:: Short problem ::
Separate out the lines that hold "flowmib".

++++++

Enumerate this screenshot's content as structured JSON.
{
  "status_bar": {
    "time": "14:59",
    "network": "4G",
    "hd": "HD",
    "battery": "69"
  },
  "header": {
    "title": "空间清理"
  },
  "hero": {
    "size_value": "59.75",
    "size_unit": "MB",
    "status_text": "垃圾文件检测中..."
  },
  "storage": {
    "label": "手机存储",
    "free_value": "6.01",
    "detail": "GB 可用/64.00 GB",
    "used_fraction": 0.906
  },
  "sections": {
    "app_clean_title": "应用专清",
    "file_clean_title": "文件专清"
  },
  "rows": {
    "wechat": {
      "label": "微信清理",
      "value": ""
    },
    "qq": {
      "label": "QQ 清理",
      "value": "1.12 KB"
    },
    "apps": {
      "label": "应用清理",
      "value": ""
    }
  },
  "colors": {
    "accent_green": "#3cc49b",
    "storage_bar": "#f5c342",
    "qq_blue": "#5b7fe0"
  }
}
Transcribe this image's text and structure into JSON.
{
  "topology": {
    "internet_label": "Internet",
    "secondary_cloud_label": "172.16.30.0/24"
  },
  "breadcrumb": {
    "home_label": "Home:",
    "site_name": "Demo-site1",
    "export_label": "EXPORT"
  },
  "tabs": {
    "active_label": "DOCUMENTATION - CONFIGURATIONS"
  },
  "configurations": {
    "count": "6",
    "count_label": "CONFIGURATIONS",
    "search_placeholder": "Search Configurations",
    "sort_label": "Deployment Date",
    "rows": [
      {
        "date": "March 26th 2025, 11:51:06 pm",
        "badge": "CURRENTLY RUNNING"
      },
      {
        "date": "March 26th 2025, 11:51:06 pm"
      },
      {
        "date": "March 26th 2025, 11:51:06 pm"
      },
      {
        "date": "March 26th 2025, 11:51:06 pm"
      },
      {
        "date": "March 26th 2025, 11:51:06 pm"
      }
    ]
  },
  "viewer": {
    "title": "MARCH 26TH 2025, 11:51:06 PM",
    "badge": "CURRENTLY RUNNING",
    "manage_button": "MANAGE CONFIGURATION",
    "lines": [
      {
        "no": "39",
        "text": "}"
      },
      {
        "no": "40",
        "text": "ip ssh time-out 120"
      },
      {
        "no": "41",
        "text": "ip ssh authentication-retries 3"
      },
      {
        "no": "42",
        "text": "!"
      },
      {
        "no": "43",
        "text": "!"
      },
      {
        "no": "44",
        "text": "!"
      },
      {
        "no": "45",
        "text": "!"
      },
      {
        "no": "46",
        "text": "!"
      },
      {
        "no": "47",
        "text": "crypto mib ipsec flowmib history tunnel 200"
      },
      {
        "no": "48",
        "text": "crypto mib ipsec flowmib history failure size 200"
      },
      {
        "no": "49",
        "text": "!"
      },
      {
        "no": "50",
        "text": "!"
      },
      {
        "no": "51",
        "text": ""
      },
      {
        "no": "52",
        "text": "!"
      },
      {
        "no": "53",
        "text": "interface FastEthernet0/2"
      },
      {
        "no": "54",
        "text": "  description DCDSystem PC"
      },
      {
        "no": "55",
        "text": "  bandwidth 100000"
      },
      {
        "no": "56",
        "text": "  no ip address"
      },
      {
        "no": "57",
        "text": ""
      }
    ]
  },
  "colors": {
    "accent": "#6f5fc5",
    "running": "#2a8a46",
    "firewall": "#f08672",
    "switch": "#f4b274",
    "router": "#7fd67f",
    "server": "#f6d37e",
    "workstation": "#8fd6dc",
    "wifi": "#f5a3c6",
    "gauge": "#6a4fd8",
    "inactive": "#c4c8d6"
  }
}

++++++

:: Solution to this exercise ::
        "text": "crypto mib ipsec flowmib history tunnel 200"
        "text": "crypto mib ipsec flowmib history failure size 200"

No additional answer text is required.